**What is asked:**
Repeat each line exactly as it is written.

**Material for the task:**
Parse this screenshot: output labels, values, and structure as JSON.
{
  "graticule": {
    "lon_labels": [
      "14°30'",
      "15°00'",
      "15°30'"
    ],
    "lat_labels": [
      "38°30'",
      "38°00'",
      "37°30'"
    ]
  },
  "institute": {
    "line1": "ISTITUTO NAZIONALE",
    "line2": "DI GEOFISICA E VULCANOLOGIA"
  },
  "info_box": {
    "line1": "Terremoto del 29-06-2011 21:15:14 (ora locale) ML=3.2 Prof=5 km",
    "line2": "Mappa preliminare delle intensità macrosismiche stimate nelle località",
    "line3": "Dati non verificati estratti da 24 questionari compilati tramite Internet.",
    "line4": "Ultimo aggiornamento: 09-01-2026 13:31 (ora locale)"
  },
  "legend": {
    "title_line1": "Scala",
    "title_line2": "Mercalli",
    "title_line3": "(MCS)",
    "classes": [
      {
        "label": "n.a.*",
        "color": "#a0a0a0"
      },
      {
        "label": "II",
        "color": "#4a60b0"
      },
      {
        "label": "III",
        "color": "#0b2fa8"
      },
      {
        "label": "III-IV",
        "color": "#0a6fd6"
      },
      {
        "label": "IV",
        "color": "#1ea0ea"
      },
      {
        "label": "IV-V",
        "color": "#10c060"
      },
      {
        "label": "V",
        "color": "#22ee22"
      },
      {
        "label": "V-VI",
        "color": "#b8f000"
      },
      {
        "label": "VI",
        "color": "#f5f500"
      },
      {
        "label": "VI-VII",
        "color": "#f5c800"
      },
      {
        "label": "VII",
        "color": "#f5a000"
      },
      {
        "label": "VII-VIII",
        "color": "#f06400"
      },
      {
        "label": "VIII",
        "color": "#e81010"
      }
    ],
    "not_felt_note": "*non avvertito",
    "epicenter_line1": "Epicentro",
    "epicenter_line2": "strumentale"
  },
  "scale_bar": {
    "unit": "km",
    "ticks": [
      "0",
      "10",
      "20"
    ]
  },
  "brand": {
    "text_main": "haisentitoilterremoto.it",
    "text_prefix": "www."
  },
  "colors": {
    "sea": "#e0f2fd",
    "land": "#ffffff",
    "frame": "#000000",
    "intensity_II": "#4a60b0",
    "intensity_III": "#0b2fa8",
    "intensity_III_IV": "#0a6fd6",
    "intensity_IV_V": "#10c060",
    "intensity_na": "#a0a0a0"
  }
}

**Result:**
Parse this screenshot: output labels, values, and structure as JSON.
{
  "graticule": {
    "lon_labels": [
      "14°30'",
      "15°00'",
      "15°30'"
    ],
    "lat_labels": [
      "38°30'",
      "38°00'",
      "37°30'"
    ]
  },
  "institute": {
    "line1": "ISTITUTO NAZIONALE",
    "line2": "DI GEOFISICA E VULCANOLOGIA"
  },
  "info_box": {
    "line1": "Terremoto del 29-06-2011 21:15:14 (ora locale) ML=3.2 Prof=5 km",
    "line2": "Mappa preliminare delle intensità macrosismiche stimate nelle località",
    "line3": "Dati non verificati estratti da 24 questionari compilati tramite Internet.",
    "line4": "Ultimo aggiornamento: 09-01-2026 13:31 (ora locale)"
  },
  "legend": {
    "title_line1": "Scala",
    "title_line2": "Mercalli",
    "title_line3": "(MCS)",
    "classes": [
      {
        "label": "n.a.*",
        "color": "#a0a0a0"
      },
      {
        "label": "II",
        "color": "#4a60b0"
      },
      {
        "label": "III",
        "color": "#0b2fa8"
      },
      {
        "label": "III-IV",
        "color": "#0a6fd6"
      },
      {
        "label": "IV",
        "color": "#1ea0ea"
      },
      {
        "label": "IV-V",
        "color": "#10c060"
      },
      {
        "label": "V",
        "color": "#22ee22"
      },
      {
        "label": "V-VI",
        "color": "#b8f000"
      },
      {
        "label": "VI",
        "color": "#f5f500"
      },
      {
        "label": "VI-VII",
        "color": "#f5c800"
      },
      {
        "label": "VII",
        "color": "#f5a000"
      },
      {
        "label": "VII-VIII",
        "color": "#f06400"
      },
      {
        "label": "VIII",
        "color": "#e81010"
      }
    ],
    "not_felt_note": "*non avvertito",
    "epicenter_line1": "Epicentro",
    "epicenter_line2": "strumentale"
  },
  "scale_bar": {
    "unit": "km",
    "ticks": [
      "0",
      "10",
      "20"
    ]
  },
  "brand": {
    "text_main": "haisentitoilterremoto.it",
    "text_prefix": "www."
  },
  "colors": {
    "sea": "#e0f2fd",
    "land": "#ffffff",
    "frame": "#000000",
    "intensity_II": "#4a60b0",
    "intensity_III": "#0b2fa8",
    "intensity_III_IV": "#0a6fd6",
    "intensity_IV_V": "#10c060",
    "intensity_na": "#a0a0a0"
  }
}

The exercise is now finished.